— Information given —
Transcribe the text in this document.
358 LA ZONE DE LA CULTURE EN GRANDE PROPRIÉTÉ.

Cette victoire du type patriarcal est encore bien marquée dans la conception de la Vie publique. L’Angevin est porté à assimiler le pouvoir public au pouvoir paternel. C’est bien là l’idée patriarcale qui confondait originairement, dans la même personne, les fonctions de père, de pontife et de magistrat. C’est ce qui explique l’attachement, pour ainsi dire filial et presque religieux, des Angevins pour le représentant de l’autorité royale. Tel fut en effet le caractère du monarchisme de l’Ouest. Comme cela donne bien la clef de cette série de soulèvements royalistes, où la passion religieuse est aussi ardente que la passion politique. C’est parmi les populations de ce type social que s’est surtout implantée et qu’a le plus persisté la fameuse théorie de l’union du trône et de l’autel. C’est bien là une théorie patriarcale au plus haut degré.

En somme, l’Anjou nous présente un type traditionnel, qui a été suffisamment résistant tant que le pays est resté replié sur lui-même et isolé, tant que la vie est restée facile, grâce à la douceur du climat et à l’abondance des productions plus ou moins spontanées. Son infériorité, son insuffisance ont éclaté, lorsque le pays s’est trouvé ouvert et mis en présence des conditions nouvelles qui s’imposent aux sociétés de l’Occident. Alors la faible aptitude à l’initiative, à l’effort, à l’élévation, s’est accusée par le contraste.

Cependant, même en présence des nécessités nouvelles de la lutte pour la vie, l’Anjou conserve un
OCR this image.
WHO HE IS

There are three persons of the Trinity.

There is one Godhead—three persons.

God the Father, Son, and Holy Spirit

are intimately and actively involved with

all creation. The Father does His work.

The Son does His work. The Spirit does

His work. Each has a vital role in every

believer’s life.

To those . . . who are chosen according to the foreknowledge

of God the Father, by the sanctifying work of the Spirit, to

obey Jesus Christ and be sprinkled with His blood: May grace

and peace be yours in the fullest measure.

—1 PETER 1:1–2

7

— Problem to work on —
Word for word, write out all of the data above.

— Task solution —
Transcribe the text in this document.
358 LA ZONE DE LA CULTURE EN GRANDE PROPRIÉTÉ.

Cette victoire du type patriarcal est encore bien marquée dans la conception de la Vie publique. L’Angevin est porté à assimiler le pouvoir public au pouvoir paternel. C’est bien là l’idée patriarcale qui confondait originairement, dans la même personne, les fonctions de père, de pontife et de magistrat. C’est ce qui explique l’attachement, pour ainsi dire filial et presque religieux, des Angevins pour le représentant de l’autorité royale. Tel fut en effet le caractère du monarchisme de l’Ouest. Comme cela donne bien la clef de cette série de soulèvements royalistes, où la passion religieuse est aussi ardente que la passion politique. C’est parmi les populations de ce type social que s’est surtout implantée et qu’a le plus persisté la fameuse théorie de l’union du trône et de l’autel. C’est bien là une théorie patriarcale au plus haut degré.

En somme, l’Anjou nous présente un type traditionnel, qui a été suffisamment résistant tant que le pays est resté replié sur lui-même et isolé, tant que la vie est restée facile, grâce à la douceur du climat et à l’abondance des productions plus ou moins spontanées. Son infériorité, son insuffisance ont éclaté, lorsque le pays s’est trouvé ouvert et mis en présence des conditions nouvelles qui s’imposent aux sociétés de l’Occident. Alors la faible aptitude à l’initiative, à l’effort, à l’élévation, s’est accusée par le contraste.

Cependant, même en présence des nécessités nouvelles de la lutte pour la vie, l’Anjou conserve un
OCR this image.
WHO HE IS

There are three persons of the Trinity.

There is one Godhead—three persons.

God the Father, Son, and Holy Spirit

are intimately and actively involved with

all creation. The Father does His work.

The Son does His work. The Spirit does

His work. Each has a vital role in every

believer’s life.

To those . . . who are chosen according to the foreknowledge

of God the Father, by the sanctifying work of the Spirit, to

obey Jesus Christ and be sprinkled with His blood: May grace

and peace be yours in the fullest measure.

—1 PETER 1:1–2

7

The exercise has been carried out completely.